Required work:
A - In the portfolio, what does connecting the ANVEL simulator with the Robot Operating System allow? Answer in one to three sentences.
B - Continue the portfolio text from the point where it stops.

#### Document excerpt ####

Portfolio

CodeStar and CodeCatalyst
Amazon CodeCatalyst (previously CodeStar) is a unified software development service that enables teams to quickly build and deliver scalable applications on AWS, powered by the AWS Code Suite.
- Bootstraps new projects from 40+ ready-to-use templates spanning multiple languages and frameworks
- Bundles source control, CI/CD pipelines, and IDE integration into a single project workflow
- Successor CodeCatalyst expands the offering with redesigned blueprints, team collaboration, and deeper AWS integration

Therabot
Therabot is a robotic dog and support companion developed at Mississippi State's STaRS Lab, used in therapy with children — including those on the autism spectrum and others in trauma-informed care.
- Senses and responds to touch with the lifelike awareness of a real dog
- Web-based UI for sequencing motors and choreographing behaviors
- Documented in peer-reviewed research presented at the ACM/IEEE HRI conference

ANVEL-ROS
The ANVEL-ROS bridge is software developed at Mississippi State's Center for Advanced Vehicular Systems. It connects the Autonomous Navigation Virtual Environment Laboratory (ANVEL) simulator with the Robot Operating System (ROS), letting robots and their digital twins share commands and sensor data in real time.

#### Provided data ####

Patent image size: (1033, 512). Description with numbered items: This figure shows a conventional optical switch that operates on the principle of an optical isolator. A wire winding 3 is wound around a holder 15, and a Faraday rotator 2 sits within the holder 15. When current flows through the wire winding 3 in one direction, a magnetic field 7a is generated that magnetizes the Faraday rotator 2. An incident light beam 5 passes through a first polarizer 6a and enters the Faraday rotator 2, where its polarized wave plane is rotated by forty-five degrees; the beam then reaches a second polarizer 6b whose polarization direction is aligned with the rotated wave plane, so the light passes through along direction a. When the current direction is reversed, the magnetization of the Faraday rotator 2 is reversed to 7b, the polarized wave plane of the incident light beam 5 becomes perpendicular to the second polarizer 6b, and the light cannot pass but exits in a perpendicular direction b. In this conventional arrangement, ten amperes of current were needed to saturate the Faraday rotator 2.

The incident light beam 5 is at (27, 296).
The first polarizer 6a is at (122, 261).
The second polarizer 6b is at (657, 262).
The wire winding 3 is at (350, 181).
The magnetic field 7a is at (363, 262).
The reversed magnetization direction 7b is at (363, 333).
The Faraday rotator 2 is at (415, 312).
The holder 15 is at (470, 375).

####

Responses per task:
A - The ANVEL-ROS bridge connects the Autonomous Navigation Virtual Environment Laboratory simulator with the Robot Operating System. This lets robots and their digital twins share commands and sensor data in real time.

B -
- Validates simulator accuracy by running identical commands on physical robots and their virtual counterparts
- Pairs with companion UIs for human-factors studies, measuring how interface design affects robot teleoperation performance
- Documented in peer-reviewed research presented at the Ground Vehicle Systems Engineering and Technology Symposium

Llama Game
Llama Game started in 2012 as a summer side project, a way to keep coding when classes weren't requiring it. The original idea was an open-world sim with emergent gameplay; it's since become a sandbox for prototyping algorithms with visual feedback. Original art by Rick Dolphen.
Project Not Released

Houses of Cards
Houses of Cards is a tabletop card game designed by Alec Szczechowski. It's playable with any standard deck — each card carries its own meaning, suits have built-in affinities, and gameplay unfolds emergently as a lookup table fires events based on what's drawn. A Python build simulates the rules end to end, and an early web prototype lets players drag and drop cards on screen.